Texte à examiner:
++++++++++++++++++++
MYTHE D’ANTIGONE ET COVID-19
Revenons à Antigone pour voir ce que le mythe dit de notre situation. Dans la légende, Créon, l’oncle d’Antigone, qui a pris le pouvoir à Thèbes à la suite du bannissement d’Œdipe, a su s’imposer après sa victoire sur Athènes où les deux frères d’Antigone (Etéocle et Polynice) se sont entretués, le premier soutenant Créon, le second contestant son autorité. Au terme de la bataille, Créon, au nom de la cité et par son pouvoir (la polis) refuse d’enterrer Polynice qui a combattu contre Thèbes et qui est donc considéré comme félon. Antigone ne peut accepter que la dépouille de son frère soit livrée aux oiseaux et au nom de la Philia (l’humanité, l’égalité, le partage, l’empathie, l’affection, ici familiale) ira jusqu’à braver le pouvoir. Créon oscillant un moment entre la polis et la philia, entre la loi de la Cité (l’exercice du pouvoir) et son humanité, maintiendra néanmoins sa décision. Voilà le moment de l’interférence tragique. Ni Créon, ni Antigone ne reviendront sur leur décision… On connait la suite : Antigone, condamnée à être emmurée vivante, se suicidera avant d’apprendre sa grâce finalement décidée par Créon, ce qui entrainera les suicides consécutifs du fils et de la femme de Créon, puni en somme pour ses choix froidement politiques…
Comme l’ont si bien évoqué Pierre Vidal-Naquet et Jean-Pierre Vernant4, ce moment particulier où Antigone, acquise à la philia, va glisser sur le politique et où inversement Créon, prétendant représenter la polis va glisser sur la philia, est un moment terriblement dangereux, que nous vivons à notre tour, où il s’agit d’être ensemble alors que le temps politique n’est pas celui du citoyen.
++++++++++++++++++++
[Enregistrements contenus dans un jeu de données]

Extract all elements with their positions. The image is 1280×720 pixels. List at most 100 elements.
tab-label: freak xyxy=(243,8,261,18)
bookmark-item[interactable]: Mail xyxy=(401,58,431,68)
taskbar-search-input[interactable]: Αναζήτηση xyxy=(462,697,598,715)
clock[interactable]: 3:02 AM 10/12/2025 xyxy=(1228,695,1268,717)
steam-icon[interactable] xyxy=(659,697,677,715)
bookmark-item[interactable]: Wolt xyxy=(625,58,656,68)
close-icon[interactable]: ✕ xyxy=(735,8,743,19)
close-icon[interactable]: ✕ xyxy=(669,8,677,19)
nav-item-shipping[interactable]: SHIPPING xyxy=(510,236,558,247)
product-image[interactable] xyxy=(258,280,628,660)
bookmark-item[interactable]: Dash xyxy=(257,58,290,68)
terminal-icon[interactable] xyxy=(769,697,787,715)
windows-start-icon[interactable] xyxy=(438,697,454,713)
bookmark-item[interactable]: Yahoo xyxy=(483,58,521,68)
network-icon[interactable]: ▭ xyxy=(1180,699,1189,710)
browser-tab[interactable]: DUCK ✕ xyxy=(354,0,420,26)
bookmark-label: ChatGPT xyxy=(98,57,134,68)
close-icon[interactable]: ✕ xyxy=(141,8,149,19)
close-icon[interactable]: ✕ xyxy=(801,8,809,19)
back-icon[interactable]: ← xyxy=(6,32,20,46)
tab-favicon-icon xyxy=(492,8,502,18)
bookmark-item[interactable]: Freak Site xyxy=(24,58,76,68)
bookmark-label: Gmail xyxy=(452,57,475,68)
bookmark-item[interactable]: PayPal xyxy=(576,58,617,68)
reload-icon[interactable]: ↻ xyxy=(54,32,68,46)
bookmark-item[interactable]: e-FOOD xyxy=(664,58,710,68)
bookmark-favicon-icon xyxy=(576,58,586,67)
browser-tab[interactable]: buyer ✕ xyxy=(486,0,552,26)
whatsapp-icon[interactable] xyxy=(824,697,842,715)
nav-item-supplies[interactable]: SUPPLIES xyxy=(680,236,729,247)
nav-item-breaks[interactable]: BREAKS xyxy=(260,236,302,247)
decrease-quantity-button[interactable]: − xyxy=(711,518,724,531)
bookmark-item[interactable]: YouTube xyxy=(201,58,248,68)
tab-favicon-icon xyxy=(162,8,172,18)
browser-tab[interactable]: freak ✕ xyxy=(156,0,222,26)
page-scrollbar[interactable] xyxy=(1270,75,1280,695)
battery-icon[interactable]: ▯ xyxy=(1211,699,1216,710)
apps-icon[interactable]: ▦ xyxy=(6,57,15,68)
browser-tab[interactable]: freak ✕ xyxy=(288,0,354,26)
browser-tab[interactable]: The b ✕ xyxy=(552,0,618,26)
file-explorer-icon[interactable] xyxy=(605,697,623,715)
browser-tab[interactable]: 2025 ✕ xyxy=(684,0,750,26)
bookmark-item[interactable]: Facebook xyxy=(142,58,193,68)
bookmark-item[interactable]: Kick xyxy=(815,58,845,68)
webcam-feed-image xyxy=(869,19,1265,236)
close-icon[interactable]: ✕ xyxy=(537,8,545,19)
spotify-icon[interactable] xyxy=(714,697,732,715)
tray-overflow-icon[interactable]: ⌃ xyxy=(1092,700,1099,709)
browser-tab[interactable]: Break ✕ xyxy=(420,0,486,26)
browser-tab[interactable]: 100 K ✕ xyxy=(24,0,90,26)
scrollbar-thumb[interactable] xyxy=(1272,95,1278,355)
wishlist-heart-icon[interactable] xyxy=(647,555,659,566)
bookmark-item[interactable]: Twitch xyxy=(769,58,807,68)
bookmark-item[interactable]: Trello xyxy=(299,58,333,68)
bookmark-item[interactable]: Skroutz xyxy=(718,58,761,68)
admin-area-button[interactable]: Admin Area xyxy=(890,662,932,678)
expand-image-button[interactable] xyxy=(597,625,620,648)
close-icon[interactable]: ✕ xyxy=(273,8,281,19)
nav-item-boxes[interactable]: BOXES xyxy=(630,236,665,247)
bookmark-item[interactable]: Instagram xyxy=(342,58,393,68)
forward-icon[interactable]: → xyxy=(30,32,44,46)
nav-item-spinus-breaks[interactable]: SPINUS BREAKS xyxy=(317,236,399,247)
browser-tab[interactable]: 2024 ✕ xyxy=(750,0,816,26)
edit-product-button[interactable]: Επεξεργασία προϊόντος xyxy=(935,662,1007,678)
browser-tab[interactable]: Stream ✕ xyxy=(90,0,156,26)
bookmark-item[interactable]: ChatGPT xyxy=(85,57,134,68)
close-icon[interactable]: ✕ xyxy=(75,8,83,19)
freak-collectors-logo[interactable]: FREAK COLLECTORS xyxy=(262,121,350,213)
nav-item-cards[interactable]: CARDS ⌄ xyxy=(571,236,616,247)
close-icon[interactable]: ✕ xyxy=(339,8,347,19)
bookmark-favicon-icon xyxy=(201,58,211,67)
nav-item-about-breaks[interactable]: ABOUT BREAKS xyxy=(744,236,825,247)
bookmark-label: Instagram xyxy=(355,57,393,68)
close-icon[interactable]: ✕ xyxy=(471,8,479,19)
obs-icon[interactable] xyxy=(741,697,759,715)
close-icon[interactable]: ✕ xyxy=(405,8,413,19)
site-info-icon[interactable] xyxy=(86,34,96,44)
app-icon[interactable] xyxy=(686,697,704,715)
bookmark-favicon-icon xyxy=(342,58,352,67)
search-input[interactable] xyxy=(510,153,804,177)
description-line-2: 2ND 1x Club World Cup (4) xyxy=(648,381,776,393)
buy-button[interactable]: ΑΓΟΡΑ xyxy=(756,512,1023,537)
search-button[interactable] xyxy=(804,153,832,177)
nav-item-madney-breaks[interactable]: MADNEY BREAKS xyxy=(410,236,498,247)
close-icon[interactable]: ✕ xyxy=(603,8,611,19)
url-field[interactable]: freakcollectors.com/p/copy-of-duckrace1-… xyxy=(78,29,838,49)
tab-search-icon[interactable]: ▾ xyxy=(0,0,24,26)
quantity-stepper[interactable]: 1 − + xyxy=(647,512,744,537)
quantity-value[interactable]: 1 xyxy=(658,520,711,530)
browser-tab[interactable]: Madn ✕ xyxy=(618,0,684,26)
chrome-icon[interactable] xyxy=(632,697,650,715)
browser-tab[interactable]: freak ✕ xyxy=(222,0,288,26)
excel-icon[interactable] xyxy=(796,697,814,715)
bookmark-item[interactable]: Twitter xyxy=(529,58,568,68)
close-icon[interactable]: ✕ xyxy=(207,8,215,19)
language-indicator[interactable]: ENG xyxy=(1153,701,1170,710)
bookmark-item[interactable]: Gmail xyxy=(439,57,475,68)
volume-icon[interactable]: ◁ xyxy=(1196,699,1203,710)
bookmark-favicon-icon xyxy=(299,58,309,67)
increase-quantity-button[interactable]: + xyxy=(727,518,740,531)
++++++++++++++++++++
Consigne:
Poursuivez le texte sur le mythe d'Antigone et la Covid-19 à la suite de sa dernière phrase.

Réponse:
Replacer la légende héroïque d’Antigone dans le contexte que nous connaissons à la manière d’un Diego Lanza5, nous fait prendre conscience de l’universalité des tragiques grecs et de leur contemporanéité. Car, prenons garde, pour paraphraser Camus une dernière fois et en regard du sort que l’on fait aux artistes ces derniers temps : « Tout ce qui dégrade la culture raccourcit les chemins qui mènent à la servitude ».
[Texte rédigé le 30 mars 2020]
- Le Chœur (représentation du peuple) et le Coryphée (chef du Chœur) apparaissent dans toutes les tragédies grecques. Leurs commentaires permettent notamment de générer la Catharsis, une forme de distanciation permettant au public de gérer ses émotions.
- Son tweet, daté du 29 mars 2020 : « La grippe espagnole et les grandes épidémies au Moyen Âge n’ont pas attendu la globalisation… Je pense qu’il faut arrêter de faire de grandes théories sur la fin du monde. C’est une fatalité qui ne dit rien de notre système. »
- Antigone de Sophocle, Traduction de Robert Davreu, Actes-Sud Papiers, 2011.
- Le mythe à l’épreuve de la cité, Entretien avec Pierre Vidal-Naquet, Europa / Les tragiques Grecs, 1999.
- Diego Lanza, De l’émotion tragique aujourd’hui, Europa / Les tragiques Grecs, 1999.